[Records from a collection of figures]
+ + + +

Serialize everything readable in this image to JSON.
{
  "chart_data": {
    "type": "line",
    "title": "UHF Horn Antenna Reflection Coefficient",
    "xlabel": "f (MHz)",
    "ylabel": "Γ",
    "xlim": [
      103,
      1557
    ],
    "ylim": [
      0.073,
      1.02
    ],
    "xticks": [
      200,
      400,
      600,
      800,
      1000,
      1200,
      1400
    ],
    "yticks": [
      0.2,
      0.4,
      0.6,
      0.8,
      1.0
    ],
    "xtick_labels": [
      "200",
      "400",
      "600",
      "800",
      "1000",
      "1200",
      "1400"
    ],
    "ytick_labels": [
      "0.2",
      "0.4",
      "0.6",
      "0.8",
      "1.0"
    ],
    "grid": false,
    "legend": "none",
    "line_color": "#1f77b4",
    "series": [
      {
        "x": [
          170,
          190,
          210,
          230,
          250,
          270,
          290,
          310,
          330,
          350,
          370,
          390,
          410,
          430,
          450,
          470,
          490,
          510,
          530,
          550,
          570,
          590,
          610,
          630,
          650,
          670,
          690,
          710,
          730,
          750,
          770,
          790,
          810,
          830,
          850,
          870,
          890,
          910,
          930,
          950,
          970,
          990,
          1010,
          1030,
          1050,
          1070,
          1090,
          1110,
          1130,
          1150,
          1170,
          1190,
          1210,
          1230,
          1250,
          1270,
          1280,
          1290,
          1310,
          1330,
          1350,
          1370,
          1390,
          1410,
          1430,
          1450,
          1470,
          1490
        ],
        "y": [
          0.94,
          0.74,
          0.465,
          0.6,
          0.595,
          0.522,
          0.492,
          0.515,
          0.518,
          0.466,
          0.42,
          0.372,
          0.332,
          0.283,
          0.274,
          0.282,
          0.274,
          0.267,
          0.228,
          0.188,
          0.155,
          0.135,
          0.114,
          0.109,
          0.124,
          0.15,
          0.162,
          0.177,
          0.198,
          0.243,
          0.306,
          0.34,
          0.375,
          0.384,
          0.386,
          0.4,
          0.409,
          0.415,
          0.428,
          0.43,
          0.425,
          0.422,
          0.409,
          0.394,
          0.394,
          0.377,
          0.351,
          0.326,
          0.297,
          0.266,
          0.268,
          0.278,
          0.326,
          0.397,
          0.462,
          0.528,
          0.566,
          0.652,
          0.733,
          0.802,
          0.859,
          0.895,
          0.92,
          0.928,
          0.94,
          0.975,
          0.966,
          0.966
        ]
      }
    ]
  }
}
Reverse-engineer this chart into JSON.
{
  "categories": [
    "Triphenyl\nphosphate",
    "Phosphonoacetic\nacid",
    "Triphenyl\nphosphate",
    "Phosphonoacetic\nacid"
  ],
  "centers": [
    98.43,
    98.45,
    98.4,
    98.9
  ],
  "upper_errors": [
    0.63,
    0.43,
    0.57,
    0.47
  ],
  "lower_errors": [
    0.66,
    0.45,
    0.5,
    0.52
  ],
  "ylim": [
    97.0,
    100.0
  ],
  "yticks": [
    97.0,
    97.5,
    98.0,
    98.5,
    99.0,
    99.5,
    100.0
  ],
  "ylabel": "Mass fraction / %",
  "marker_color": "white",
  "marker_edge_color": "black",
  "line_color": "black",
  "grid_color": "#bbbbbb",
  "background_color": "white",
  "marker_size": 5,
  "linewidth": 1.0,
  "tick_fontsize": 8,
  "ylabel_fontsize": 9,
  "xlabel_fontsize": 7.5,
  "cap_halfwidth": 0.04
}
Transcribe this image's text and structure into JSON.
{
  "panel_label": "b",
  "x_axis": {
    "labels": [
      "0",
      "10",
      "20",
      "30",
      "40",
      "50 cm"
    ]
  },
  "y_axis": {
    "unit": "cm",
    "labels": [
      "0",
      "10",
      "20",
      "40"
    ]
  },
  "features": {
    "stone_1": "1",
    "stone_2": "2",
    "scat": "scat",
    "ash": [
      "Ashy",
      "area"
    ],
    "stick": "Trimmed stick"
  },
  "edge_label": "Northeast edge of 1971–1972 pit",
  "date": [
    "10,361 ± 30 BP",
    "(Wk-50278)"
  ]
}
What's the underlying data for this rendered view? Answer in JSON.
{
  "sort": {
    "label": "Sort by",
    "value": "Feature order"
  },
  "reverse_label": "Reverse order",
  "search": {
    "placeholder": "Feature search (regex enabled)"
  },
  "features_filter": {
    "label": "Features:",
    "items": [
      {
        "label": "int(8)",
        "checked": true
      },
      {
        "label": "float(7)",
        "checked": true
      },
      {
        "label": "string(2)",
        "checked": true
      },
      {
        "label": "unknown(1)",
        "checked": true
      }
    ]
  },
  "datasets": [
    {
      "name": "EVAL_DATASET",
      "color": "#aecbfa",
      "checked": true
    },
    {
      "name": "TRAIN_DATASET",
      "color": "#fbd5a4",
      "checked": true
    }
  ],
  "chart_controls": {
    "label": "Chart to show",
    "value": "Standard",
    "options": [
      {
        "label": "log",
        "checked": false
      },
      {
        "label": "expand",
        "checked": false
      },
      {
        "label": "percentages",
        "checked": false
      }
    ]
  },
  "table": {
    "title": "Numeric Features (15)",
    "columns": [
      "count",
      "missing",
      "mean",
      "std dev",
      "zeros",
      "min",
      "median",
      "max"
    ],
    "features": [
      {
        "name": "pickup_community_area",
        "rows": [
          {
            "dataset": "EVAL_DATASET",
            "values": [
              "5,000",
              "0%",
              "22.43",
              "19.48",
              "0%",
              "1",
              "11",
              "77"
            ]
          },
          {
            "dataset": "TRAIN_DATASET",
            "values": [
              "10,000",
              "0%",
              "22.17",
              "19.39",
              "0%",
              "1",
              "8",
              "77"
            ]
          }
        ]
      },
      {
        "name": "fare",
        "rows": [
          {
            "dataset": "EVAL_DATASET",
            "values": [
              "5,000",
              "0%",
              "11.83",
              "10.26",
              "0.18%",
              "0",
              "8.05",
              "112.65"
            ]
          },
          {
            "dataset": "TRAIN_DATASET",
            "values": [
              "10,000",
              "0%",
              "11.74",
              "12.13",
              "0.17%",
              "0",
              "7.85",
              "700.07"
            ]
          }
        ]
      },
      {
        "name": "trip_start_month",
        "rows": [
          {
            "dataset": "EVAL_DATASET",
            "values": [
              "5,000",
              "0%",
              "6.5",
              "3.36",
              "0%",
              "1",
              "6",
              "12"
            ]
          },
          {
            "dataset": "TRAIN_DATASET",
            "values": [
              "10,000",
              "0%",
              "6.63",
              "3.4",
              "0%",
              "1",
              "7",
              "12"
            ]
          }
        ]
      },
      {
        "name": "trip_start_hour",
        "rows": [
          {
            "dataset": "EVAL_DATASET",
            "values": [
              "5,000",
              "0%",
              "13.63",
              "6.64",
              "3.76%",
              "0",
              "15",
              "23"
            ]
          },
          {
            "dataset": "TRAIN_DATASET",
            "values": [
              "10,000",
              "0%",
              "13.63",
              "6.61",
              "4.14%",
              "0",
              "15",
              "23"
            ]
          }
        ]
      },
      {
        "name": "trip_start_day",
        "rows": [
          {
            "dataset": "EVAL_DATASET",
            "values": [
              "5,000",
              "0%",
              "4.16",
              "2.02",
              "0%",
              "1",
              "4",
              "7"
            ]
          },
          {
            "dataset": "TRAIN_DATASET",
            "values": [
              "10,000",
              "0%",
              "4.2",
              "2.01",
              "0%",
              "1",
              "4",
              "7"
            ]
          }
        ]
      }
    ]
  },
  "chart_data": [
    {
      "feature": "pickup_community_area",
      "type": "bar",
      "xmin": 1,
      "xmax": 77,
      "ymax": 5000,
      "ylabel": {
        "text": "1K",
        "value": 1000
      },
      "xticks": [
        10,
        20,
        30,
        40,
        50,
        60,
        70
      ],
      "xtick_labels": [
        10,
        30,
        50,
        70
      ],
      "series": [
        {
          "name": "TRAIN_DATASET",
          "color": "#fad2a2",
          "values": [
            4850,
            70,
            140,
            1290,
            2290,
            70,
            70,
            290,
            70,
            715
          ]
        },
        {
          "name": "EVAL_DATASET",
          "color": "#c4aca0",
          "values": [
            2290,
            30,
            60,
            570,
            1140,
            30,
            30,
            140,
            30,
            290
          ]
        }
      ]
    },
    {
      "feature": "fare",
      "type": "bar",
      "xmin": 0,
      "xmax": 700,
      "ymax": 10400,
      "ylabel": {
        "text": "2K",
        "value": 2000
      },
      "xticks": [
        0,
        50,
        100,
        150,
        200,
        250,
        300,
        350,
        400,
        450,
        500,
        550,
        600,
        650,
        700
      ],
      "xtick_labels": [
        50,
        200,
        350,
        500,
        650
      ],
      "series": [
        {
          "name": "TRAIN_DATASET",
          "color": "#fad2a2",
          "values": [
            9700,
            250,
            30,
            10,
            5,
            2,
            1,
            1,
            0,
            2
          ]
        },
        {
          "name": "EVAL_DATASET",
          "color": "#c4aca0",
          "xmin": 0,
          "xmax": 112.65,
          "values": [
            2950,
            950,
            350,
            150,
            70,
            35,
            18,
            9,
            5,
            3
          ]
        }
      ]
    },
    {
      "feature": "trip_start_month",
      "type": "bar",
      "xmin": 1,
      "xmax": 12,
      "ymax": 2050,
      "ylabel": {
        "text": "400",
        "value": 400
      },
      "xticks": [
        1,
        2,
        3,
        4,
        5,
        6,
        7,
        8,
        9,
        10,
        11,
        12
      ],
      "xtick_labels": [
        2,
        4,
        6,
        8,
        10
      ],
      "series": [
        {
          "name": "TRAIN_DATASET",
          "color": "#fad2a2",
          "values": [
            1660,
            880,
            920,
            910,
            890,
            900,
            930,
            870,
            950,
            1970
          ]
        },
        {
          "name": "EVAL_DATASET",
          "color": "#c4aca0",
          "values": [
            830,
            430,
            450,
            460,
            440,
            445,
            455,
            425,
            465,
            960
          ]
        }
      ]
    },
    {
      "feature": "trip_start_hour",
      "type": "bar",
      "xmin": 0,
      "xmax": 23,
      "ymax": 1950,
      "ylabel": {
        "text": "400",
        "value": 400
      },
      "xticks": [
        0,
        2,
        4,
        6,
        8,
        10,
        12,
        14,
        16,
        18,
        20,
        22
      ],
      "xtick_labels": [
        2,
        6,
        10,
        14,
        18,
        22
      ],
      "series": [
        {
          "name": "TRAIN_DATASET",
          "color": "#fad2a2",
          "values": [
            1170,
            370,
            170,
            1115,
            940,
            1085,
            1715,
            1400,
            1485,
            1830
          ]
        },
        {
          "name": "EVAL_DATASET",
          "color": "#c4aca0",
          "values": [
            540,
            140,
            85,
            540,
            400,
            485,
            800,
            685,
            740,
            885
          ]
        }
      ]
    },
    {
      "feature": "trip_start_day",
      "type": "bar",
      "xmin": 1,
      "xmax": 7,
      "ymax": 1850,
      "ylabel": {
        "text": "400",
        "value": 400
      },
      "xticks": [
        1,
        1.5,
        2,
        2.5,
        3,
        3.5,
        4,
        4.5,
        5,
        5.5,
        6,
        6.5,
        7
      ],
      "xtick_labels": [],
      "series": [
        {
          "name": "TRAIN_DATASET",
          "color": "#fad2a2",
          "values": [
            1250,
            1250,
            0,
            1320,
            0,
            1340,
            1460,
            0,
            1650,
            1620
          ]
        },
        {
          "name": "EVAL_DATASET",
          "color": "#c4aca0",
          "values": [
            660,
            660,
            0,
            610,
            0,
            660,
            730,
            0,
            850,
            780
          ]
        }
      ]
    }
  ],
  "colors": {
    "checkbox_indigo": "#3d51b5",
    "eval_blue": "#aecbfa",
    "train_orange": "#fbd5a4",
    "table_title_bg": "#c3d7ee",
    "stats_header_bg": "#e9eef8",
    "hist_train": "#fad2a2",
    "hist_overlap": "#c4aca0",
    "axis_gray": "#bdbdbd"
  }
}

+ + + +

*Exercise description:* Gather each line in the entries above where the string "ymax" is found.

*Reply to the task:*
      "ymax": 5000,
      "ymax": 10400,
      "ymax": 2050,
      "ymax": 1950,
      "ymax": 1850,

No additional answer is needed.